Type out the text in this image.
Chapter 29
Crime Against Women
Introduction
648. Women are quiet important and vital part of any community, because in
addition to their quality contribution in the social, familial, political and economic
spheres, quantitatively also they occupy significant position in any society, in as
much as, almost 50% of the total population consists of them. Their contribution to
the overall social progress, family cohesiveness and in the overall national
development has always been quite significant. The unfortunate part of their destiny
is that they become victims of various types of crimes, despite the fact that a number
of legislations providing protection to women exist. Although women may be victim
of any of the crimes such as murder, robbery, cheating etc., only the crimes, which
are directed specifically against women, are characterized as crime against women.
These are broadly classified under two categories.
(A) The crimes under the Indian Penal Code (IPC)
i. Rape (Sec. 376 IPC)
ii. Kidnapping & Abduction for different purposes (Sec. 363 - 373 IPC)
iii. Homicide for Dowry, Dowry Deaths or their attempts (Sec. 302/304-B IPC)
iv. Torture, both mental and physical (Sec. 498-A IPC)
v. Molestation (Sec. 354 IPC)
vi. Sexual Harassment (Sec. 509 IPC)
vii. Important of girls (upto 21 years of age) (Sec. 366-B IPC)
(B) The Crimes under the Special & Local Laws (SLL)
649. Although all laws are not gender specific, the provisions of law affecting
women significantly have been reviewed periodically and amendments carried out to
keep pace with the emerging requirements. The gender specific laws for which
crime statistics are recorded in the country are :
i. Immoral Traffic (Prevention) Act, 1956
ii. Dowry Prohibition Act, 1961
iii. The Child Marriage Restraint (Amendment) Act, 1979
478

- **WHAT THE EXERCISE ASKS**
Copy all lines of the material above where the string "part" occurs.

- **FINAL RESULT**
648. Women are quiet important and vital part of any community, because in
development has always been quite significant. The unfortunate part of their destiny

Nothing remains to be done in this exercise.